----- Records for this exercise -----

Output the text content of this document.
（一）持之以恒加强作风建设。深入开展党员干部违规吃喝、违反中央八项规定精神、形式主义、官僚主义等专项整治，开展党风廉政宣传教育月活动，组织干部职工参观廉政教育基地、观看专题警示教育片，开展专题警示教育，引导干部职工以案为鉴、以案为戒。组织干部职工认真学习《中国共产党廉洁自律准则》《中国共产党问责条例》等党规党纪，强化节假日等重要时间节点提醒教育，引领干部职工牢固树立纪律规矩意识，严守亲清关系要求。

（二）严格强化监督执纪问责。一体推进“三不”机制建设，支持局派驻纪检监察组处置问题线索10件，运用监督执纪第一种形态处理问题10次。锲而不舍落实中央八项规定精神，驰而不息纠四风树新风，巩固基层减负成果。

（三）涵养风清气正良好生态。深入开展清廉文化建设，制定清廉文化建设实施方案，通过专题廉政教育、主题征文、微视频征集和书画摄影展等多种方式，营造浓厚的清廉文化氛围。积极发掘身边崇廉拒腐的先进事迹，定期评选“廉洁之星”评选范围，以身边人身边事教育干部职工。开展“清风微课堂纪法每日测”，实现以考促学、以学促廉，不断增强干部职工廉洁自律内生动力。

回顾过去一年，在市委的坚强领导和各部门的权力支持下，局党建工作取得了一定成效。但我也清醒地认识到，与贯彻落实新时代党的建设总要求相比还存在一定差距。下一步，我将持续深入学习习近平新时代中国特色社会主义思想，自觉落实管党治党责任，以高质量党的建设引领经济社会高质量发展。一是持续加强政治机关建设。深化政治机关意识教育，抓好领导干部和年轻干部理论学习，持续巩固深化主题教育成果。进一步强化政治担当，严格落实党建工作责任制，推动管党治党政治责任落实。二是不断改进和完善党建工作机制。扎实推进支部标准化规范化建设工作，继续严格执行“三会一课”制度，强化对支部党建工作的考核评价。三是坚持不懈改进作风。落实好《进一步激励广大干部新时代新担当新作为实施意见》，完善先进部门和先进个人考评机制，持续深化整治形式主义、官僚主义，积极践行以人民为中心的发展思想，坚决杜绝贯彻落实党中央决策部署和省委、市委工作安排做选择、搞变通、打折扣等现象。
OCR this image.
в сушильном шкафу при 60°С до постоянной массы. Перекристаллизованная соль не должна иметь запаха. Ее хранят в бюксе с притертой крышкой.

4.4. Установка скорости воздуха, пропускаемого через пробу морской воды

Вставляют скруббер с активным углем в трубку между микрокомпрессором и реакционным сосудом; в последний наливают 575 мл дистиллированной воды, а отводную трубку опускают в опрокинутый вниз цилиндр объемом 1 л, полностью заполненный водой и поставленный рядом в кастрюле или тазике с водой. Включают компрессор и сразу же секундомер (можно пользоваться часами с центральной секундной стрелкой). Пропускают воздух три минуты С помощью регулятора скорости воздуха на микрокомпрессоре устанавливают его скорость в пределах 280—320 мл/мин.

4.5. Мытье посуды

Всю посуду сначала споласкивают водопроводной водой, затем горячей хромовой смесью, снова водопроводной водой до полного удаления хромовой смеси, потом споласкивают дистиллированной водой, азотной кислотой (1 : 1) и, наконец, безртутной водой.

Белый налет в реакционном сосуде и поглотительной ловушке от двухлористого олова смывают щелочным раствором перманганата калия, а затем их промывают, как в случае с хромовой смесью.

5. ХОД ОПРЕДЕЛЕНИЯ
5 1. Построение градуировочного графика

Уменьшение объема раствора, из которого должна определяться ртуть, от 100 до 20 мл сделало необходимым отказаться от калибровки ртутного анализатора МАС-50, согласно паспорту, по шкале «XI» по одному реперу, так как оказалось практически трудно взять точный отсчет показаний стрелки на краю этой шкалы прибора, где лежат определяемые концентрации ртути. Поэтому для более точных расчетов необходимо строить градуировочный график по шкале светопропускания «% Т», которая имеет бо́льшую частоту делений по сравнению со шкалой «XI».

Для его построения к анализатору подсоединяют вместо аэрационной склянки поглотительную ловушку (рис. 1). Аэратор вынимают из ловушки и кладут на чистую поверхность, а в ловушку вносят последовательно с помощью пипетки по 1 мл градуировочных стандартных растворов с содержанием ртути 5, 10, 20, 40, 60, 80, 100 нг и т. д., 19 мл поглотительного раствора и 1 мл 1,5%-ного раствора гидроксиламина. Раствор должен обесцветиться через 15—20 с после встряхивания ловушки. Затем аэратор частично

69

-----

- **Work required**
Using the listing above, reproduce each line without omission.

- **Result for this task**
Output the text content of this document.
（一）持之以恒加强作风建设。深入开展党员干部违规吃喝、违反中央八项规定精神、形式主义、官僚主义等专项整治，开展党风廉政宣传教育月活动，组织干部职工参观廉政教育基地、观看专题警示教育片，开展专题警示教育，引导干部职工以案为鉴、以案为戒。组织干部职工认真学习《中国共产党廉洁自律准则》《中国共产党问责条例》等党规党纪，强化节假日等重要时间节点提醒教育，引领干部职工牢固树立纪律规矩意识，严守亲清关系要求。

（二）严格强化监督执纪问责。一体推进“三不”机制建设，支持局派驻纪检监察组处置问题线索10件，运用监督执纪第一种形态处理问题10次。锲而不舍落实中央八项规定精神，驰而不息纠四风树新风，巩固基层减负成果。

（三）涵养风清气正良好生态。深入开展清廉文化建设，制定清廉文化建设实施方案，通过专题廉政教育、主题征文、微视频征集和书画摄影展等多种方式，营造浓厚的清廉文化氛围。积极发掘身边崇廉拒腐的先进事迹，定期评选“廉洁之星”评选范围，以身边人身边事教育干部职工。开展“清风微课堂纪法每日测”，实现以考促学、以学促廉，不断增强干部职工廉洁自律内生动力。

回顾过去一年，在市委的坚强领导和各部门的权力支持下，局党建工作取得了一定成效。但我也清醒地认识到，与贯彻落实新时代党的建设总要求相比还存在一定差距。下一步，我将持续深入学习习近平新时代中国特色社会主义思想，自觉落实管党治党责任，以高质量党的建设引领经济社会高质量发展。一是持续加强政治机关建设。深化政治机关意识教育，抓好领导干部和年轻干部理论学习，持续巩固深化主题教育成果。进一步强化政治担当，严格落实党建工作责任制，推动管党治党政治责任落实。二是不断改进和完善党建工作机制。扎实推进支部标准化规范化建设工作，继续严格执行“三会一课”制度，强化对支部党建工作的考核评价。三是坚持不懈改进作风。落实好《进一步激励广大干部新时代新担当新作为实施意见》，完善先进部门和先进个人考评机制，持续深化整治形式主义、官僚主义，积极践行以人民为中心的发展思想，坚决杜绝贯彻落实党中央决策部署和省委、市委工作安排做选择、搞变通、打折扣等现象。
OCR this image.
в сушильном шкафу при 60°С до постоянной массы. Перекристаллизованная соль не должна иметь запаха. Ее хранят в бюксе с притертой крышкой.

4.4. Установка скорости воздуха, пропускаемого через пробу морской воды

Вставляют скруббер с активным углем в трубку между микрокомпрессором и реакционным сосудом; в последний наливают 575 мл дистиллированной воды, а отводную трубку опускают в опрокинутый вниз цилиндр объемом 1 л, полностью заполненный водой и поставленный рядом в кастрюле или тазике с водой. Включают компрессор и сразу же секундомер (можно пользоваться часами с центральной секундной стрелкой). Пропускают воздух три минуты С помощью регулятора скорости воздуха на микрокомпрессоре устанавливают его скорость в пределах 280—320 мл/мин.

4.5. Мытье посуды

Всю посуду сначала споласкивают водопроводной водой, затем горячей хромовой смесью, снова водопроводной водой до полного удаления хромовой смеси, потом споласкивают дистиллированной водой, азотной кислотой (1 : 1) и, наконец, безртутной водой.

Белый налет в реакционном сосуде и поглотительной ловушке от двухлористого олова смывают щелочным раствором перманганата калия, а затем их промывают, как в случае с хромовой смесью.

5. ХОД ОПРЕДЕЛЕНИЯ
5 1. Построение градуировочного графика

Уменьшение объема раствора, из которого должна определяться ртуть, от 100 до 20 мл сделало необходимым отказаться от калибровки ртутного анализатора МАС-50, согласно паспорту, по шкале «XI» по одному реперу, так как оказалось практически трудно взять точный отсчет показаний стрелки на краю этой шкалы прибора, где лежат определяемые концентрации ртути. Поэтому для более точных расчетов необходимо строить градуировочный график по шкале светопропускания «% Т», которая имеет бо́льшую частоту делений по сравнению со шкалой «XI».

Для его построения к анализатору подсоединяют вместо аэрационной склянки поглотительную ловушку (рис. 1). Аэратор вынимают из ловушки и кладут на чистую поверхность, а в ловушку вносят последовательно с помощью пипетки по 1 мл градуировочных стандартных растворов с содержанием ртути 5, 10, 20, 40, 60, 80, 100 нг и т. д., 19 мл поглотительного раствора и 1 мл 1,5%-ного раствора гидроксиламина. Раствор должен обесцветиться через 15—20 с после встряхивания ловушки. Затем аэратор частично

69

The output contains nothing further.